= Written problem =
Lines that hold the word "обеспечение" should be located and copied.

[Collection entries]
****************

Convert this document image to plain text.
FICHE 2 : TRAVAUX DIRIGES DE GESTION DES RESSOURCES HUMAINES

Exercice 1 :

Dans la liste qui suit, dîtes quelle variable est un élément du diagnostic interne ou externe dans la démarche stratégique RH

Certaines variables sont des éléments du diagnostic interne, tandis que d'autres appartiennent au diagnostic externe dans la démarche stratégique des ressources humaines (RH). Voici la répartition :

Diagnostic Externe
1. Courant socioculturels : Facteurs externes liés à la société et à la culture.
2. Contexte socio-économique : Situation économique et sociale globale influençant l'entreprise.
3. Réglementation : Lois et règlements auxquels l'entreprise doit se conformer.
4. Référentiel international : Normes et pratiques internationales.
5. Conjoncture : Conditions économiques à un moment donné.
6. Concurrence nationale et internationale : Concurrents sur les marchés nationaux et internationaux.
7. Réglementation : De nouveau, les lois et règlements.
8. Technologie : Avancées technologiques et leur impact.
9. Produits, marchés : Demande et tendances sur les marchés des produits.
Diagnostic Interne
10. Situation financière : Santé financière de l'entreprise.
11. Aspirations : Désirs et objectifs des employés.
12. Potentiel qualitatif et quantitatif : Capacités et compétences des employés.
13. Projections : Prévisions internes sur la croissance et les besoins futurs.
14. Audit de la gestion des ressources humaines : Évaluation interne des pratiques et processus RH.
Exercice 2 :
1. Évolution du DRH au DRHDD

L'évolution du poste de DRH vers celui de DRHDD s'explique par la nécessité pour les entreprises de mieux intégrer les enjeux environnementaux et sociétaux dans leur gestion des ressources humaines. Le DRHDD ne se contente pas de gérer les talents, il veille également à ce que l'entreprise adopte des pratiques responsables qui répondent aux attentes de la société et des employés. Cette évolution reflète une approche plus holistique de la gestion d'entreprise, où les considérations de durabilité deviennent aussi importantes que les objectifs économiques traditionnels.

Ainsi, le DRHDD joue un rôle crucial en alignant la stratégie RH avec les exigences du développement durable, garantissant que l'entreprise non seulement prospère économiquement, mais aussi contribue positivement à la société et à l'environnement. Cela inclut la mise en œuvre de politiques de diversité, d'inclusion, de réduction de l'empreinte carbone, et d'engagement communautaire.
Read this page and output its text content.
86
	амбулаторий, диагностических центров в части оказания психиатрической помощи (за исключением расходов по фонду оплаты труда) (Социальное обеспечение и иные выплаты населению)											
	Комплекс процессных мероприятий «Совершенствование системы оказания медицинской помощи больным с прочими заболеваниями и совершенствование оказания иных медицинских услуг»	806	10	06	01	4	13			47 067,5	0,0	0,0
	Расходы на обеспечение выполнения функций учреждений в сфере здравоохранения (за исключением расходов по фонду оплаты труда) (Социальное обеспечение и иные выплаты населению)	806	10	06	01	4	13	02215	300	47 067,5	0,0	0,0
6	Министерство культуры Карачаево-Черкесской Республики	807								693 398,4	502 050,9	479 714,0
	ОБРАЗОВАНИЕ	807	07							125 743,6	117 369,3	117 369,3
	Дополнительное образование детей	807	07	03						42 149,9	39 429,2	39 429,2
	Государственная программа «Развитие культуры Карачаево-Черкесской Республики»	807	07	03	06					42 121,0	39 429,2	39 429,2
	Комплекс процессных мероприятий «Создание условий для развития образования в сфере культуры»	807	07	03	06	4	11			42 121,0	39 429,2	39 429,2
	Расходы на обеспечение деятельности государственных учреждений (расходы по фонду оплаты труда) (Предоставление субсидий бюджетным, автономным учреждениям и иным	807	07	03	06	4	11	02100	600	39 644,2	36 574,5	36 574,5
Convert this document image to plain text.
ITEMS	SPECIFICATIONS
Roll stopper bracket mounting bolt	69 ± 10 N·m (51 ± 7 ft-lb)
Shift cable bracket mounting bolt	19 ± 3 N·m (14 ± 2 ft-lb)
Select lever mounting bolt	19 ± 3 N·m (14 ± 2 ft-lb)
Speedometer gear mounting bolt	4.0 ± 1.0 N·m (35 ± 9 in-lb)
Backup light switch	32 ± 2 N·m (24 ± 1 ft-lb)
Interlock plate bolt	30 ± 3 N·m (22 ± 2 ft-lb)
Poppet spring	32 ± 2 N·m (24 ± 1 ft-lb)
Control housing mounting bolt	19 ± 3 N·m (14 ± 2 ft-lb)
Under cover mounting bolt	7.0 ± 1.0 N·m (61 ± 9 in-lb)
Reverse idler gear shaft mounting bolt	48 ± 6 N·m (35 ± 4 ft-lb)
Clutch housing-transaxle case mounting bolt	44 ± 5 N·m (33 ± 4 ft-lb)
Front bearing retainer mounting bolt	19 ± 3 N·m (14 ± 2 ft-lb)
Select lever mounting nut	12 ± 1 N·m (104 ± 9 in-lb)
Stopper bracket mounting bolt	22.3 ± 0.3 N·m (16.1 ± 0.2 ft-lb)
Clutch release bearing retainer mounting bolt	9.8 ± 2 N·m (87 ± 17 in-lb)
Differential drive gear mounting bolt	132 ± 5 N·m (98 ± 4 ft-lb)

****************

= Exercise result =
	амбулаторий, диагностических центров в части оказания психиатрической помощи (за исключением расходов по фонду оплаты труда) (Социальное обеспечение и иные выплаты населению)											
	Расходы на обеспечение выполнения функций учреждений в сфере здравоохранения (за исключением расходов по фонду оплаты труда) (Социальное обеспечение и иные выплаты населению)	806	10	06	01	4	13	02215	300	47 067,5	0,0	0,0
	Расходы на обеспечение деятельности государственных учреждений (расходы по фонду оплаты труда) (Предоставление субсидий бюджетным, автономным учреждениям и иным	807	07	03	06	4	11	02100	600	39 644,2	36 574,5	36 574,5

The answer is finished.